SOURCE RECORDS:
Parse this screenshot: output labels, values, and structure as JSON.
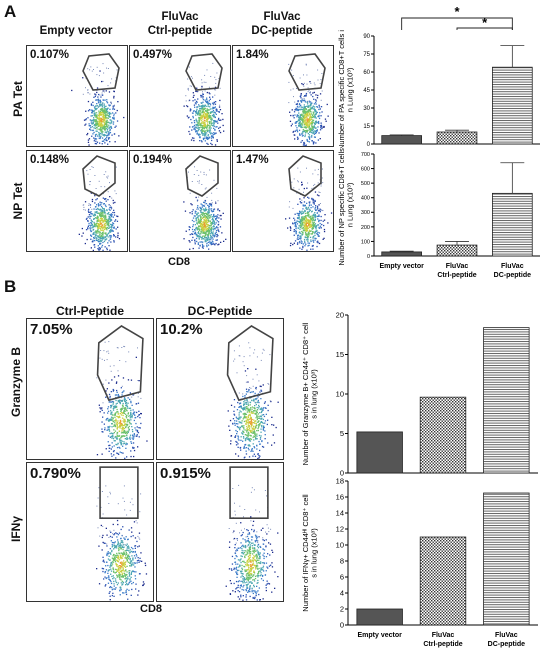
{
  "panelA": {
    "letter": "A",
    "columns": [
      "Empty vector",
      "FluVac\nCtrl-peptide",
      "FluVac\nDC-peptide"
    ],
    "rows": [
      "PA Tet",
      "NP Tet"
    ],
    "pct": [
      [
        "0.107%",
        "0.497%",
        "1.84%"
      ],
      [
        "0.148%",
        "0.194%",
        "1.47%"
      ]
    ],
    "xlabel": "CD8",
    "sig": [
      "*",
      "*"
    ]
  },
  "panelB": {
    "letter": "B",
    "columns": [
      "Ctrl-Peptide",
      "DC-Peptide"
    ],
    "rows": [
      "Granzyme B",
      "IFNγ"
    ],
    "pct": [
      [
        "7.05%",
        "10.2%"
      ],
      [
        "0.790%",
        "0.915%"
      ]
    ],
    "xlabel": "CD8"
  },
  "chart_data": [
    {
      "type": "bar",
      "categories": [
        "Empty vector",
        "FluVac Ctrl-peptide",
        "FluVac DC-peptide"
      ],
      "values": [
        7,
        10,
        64
      ],
      "errors": [
        0.6,
        1.5,
        18
      ],
      "ylim": [
        0,
        90
      ],
      "yticks": [
        "0",
        "15",
        "30",
        "45",
        "60",
        "75",
        "90"
      ],
      "ylabel": "Number of PA specific CD8+T cells in Lung (x10³)",
      "significance": [
        "*",
        "*"
      ]
    },
    {
      "type": "bar",
      "categories": [
        "Empty vector",
        "FluVac Ctrl-peptide",
        "FluVac DC-peptide"
      ],
      "values": [
        28,
        75,
        430
      ],
      "errors": [
        5,
        25,
        210
      ],
      "ylim": [
        0,
        700
      ],
      "yticks": [
        "0",
        "100",
        "200",
        "300",
        "400",
        "500",
        "600",
        "700"
      ],
      "ylabel": "Number of NP specific CD8+T cells in Lung (x10³)",
      "xticklabels": [
        "Empty vector",
        "FluVac\nCtrl-peptide",
        "FluVac\nDC-peptide"
      ]
    },
    {
      "type": "bar",
      "categories": [
        "Empty vector",
        "FluVac Ctrl-peptide",
        "FluVac DC-peptide"
      ],
      "values": [
        5.2,
        9.6,
        18.4
      ],
      "ylim": [
        0,
        20
      ],
      "yticks": [
        "0",
        "5",
        "10",
        "15",
        "20"
      ],
      "ylabel": "Number of Granzyme B+ CD44⁺ CD8⁺ cells in lung (x10³)"
    },
    {
      "type": "bar",
      "categories": [
        "Empty vector",
        "FluVac Ctrl-peptide",
        "FluVac DC-peptide"
      ],
      "values": [
        2,
        11,
        16.5
      ],
      "ylim": [
        0,
        18
      ],
      "yticks": [
        "0",
        "2",
        "4",
        "6",
        "8",
        "10",
        "12",
        "14",
        "16",
        "18"
      ],
      "ylabel": "Number of IFNγ+ CD44ᴴᴵ CD8⁺ cells in lung (x10³)",
      "xticklabels": [
        "Empty vector",
        "FluVac\nCtrl-peptide",
        "FluVac\nDC-peptide"
      ]
    }
  ]
}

WORK INSTRUCTIONS:
The answer is the full set of records printed exactly, less the pictures.

ANSWER SECTION:
Parse this screenshot: output labels, values, and structure as JSON.
{
  "panelA": {
    "letter": "A",
    "columns": [
      "Empty vector",
      "FluVac\nCtrl-peptide",
      "FluVac\nDC-peptide"
    ],
    "rows": [
      "PA Tet",
      "NP Tet"
    ],
    "pct": [
      [
        "0.107%",
        "0.497%",
        "1.84%"
      ],
      [
        "0.148%",
        "0.194%",
        "1.47%"
      ]
    ],
    "xlabel": "CD8",
    "sig": [
      "*",
      "*"
    ]
  },
  "panelB": {
    "letter": "B",
    "columns": [
      "Ctrl-Peptide",
      "DC-Peptide"
    ],
    "rows": [
      "Granzyme B",
      "IFNγ"
    ],
    "pct": [
      [
        "7.05%",
        "10.2%"
      ],
      [
        "0.790%",
        "0.915%"
      ]
    ],
    "xlabel": "CD8"
  },
  "chart_data": [
    {
      "type": "bar",
      "categories": [
        "Empty vector",
        "FluVac Ctrl-peptide",
        "FluVac DC-peptide"
      ],
      "values": [
        7,
        10,
        64
      ],
      "errors": [
        0.6,
        1.5,
        18
      ],
      "ylim": [
        0,
        90
      ],
      "yticks": [
        "0",
        "15",
        "30",
        "45",
        "60",
        "75",
        "90"
      ],
      "ylabel": "Number of PA specific CD8+T cells in Lung (x10³)",
      "significance": [
        "*",
        "*"
      ]
    },
    {
      "type": "bar",
      "categories": [
        "Empty vector",
        "FluVac Ctrl-peptide",
        "FluVac DC-peptide"
      ],
      "values": [
        28,
        75,
        430
      ],
      "errors": [
        5,
        25,
        210
      ],
      "ylim": [
        0,
        700
      ],
      "yticks": [
        "0",
        "100",
        "200",
        "300",
        "400",
        "500",
        "600",
        "700"
      ],
      "ylabel": "Number of NP specific CD8+T cells in Lung (x10³)",
      "xticklabels": [
        "Empty vector",
        "FluVac\nCtrl-peptide",
        "FluVac\nDC-peptide"
      ]
    },
    {
      "type": "bar",
      "categories": [
        "Empty vector",
        "FluVac Ctrl-peptide",
        "FluVac DC-peptide"
      ],
      "values": [
        5.2,
        9.6,
        18.4
      ],
      "ylim": [
        0,
        20
      ],
      "yticks": [
        "0",
        "5",
        "10",
        "15",
        "20"
      ],
      "ylabel": "Number of Granzyme B+ CD44⁺ CD8⁺ cells in lung (x10³)"
    },
    {
      "type": "bar",
      "categories": [
        "Empty vector",
        "FluVac Ctrl-peptide",
        "FluVac DC-peptide"
      ],
      "values": [
        2,
        11,
        16.5
      ],
      "ylim": [
        0,
        18
      ],
      "yticks": [
        "0",
        "2",
        "4",
        "6",
        "8",
        "10",
        "12",
        "14",
        "16",
        "18"
      ],
      "ylabel": "Number of IFNγ+ CD44ᴴᴵ CD8⁺ cells in lung (x10³)",
      "xticklabels": [
        "Empty vector",
        "FluVac\nCtrl-peptide",
        "FluVac\nDC-peptide"
      ]
    }
  ]
}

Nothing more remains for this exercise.